--- Begin ---

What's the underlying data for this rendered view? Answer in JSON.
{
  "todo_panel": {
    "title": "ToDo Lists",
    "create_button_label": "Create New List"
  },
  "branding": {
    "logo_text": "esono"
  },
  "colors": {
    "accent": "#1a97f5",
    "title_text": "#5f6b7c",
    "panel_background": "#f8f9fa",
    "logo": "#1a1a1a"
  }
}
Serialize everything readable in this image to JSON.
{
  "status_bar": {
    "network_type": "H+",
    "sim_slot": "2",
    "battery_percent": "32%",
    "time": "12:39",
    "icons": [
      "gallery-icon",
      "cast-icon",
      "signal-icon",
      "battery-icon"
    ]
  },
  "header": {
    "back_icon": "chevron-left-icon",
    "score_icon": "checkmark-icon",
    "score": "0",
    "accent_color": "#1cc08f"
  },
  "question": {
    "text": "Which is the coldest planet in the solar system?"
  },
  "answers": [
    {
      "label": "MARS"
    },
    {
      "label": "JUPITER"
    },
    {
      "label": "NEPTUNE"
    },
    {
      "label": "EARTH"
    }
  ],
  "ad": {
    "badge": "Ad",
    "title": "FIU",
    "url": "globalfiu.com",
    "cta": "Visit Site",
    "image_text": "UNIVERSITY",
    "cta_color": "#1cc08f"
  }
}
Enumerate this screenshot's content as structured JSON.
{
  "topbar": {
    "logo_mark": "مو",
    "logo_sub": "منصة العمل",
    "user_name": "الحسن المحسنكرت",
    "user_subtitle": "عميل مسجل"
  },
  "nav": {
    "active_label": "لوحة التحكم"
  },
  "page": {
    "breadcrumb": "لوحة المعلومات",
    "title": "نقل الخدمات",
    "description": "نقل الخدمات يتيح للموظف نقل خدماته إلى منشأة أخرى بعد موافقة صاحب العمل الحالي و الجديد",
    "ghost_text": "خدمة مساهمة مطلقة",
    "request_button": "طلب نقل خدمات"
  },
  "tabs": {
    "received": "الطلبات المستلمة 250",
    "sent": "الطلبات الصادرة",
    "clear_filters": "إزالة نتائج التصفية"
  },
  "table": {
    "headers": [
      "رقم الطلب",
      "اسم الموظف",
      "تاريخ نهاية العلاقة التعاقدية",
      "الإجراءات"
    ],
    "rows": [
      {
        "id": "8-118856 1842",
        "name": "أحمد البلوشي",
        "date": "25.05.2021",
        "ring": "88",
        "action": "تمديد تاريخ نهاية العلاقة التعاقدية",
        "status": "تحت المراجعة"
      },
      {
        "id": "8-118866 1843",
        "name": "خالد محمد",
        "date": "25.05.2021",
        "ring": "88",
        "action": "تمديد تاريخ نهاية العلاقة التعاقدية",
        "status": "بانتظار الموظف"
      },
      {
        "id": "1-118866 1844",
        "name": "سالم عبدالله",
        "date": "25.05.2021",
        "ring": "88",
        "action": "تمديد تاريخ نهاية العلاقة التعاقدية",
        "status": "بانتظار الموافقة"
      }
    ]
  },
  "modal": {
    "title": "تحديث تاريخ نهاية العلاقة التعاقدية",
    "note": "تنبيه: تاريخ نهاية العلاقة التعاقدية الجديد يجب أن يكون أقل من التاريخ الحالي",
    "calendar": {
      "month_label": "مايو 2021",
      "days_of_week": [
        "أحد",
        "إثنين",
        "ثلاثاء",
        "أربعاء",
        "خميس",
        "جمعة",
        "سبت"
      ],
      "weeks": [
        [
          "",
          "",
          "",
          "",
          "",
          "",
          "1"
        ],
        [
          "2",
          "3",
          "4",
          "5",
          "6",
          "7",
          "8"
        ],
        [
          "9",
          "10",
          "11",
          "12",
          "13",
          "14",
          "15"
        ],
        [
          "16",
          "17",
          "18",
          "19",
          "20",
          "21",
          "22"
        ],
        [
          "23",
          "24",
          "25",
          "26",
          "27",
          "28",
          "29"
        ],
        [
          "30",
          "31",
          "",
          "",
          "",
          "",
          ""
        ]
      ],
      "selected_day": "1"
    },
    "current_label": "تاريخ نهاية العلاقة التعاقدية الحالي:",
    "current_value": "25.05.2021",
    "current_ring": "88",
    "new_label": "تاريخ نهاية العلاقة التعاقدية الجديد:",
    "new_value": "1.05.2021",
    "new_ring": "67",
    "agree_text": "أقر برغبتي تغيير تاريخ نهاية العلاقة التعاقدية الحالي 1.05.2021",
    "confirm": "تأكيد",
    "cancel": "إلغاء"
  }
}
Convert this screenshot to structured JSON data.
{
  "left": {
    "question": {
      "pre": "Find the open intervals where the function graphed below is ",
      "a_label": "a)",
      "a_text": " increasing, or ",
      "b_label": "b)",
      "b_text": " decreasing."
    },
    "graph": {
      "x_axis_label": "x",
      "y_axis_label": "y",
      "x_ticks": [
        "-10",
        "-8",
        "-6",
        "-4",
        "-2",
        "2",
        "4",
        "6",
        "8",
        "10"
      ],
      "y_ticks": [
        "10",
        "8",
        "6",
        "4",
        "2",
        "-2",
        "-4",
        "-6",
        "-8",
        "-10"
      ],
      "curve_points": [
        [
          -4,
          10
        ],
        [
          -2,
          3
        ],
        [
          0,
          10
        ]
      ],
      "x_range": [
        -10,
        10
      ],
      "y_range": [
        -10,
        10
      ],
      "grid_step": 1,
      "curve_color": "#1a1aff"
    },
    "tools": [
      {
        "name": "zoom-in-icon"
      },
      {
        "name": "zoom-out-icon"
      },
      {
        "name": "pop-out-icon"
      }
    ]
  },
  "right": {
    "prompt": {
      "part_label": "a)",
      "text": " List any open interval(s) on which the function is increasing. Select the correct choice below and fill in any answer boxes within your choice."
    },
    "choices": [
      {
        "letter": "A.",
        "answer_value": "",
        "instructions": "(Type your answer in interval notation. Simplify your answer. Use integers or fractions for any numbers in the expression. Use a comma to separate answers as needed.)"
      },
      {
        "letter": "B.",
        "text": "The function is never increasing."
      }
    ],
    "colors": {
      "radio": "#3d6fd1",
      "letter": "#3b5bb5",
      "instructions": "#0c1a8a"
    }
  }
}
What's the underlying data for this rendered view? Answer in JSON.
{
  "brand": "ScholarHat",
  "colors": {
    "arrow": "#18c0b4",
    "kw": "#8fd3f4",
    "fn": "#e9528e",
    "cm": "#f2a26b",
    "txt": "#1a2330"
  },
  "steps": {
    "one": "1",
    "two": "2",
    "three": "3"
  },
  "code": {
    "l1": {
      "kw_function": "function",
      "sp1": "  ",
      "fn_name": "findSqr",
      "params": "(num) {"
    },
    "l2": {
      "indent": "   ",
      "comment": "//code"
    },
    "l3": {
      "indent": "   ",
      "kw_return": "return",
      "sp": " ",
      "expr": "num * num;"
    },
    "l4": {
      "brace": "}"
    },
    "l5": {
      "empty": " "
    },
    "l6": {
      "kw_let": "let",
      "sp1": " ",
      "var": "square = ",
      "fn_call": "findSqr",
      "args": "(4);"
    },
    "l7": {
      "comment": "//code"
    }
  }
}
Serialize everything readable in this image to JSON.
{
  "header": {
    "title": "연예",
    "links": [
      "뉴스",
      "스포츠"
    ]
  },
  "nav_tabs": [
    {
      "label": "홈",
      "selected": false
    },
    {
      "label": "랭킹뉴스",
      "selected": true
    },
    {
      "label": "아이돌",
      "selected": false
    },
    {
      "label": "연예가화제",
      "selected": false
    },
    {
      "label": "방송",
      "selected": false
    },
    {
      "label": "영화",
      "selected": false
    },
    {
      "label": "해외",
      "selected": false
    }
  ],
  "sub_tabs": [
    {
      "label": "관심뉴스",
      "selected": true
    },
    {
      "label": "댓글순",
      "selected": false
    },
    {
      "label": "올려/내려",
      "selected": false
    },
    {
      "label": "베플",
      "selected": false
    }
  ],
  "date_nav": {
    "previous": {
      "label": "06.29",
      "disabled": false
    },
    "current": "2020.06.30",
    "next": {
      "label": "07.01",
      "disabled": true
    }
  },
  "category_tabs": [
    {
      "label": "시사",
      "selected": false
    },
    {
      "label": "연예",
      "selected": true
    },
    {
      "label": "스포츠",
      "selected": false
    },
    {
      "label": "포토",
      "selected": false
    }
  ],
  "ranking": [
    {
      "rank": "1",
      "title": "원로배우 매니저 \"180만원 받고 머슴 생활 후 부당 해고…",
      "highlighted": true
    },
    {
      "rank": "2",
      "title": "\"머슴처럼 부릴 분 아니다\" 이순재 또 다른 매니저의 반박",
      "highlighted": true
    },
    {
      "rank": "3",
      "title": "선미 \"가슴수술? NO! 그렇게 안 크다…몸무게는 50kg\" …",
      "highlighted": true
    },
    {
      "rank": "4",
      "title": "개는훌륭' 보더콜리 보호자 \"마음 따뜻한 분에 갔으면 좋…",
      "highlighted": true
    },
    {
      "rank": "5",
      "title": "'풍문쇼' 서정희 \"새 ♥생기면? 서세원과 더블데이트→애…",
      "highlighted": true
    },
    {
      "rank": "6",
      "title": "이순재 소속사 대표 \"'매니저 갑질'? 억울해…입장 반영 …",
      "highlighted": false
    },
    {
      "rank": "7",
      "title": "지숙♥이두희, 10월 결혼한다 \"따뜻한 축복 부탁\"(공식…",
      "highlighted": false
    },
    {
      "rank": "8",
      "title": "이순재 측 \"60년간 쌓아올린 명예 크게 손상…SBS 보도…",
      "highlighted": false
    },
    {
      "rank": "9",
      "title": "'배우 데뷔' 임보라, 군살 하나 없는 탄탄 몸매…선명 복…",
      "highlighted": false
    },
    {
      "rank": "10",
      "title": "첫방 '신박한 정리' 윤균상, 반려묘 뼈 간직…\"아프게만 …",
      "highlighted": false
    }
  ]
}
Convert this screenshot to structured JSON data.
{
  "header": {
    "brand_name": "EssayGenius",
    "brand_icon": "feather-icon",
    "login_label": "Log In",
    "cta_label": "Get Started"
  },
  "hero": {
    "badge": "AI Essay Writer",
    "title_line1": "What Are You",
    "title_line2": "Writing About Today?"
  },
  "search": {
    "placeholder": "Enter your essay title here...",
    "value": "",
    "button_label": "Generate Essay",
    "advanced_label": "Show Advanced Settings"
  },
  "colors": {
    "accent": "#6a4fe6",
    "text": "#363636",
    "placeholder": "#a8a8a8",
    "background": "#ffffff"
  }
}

--- End ---

AIM OF THE EXERCISE:
Tally the lines of the data that contain the string "answers" and report the total alone.

ANSWER TO THE PROBLEM:
2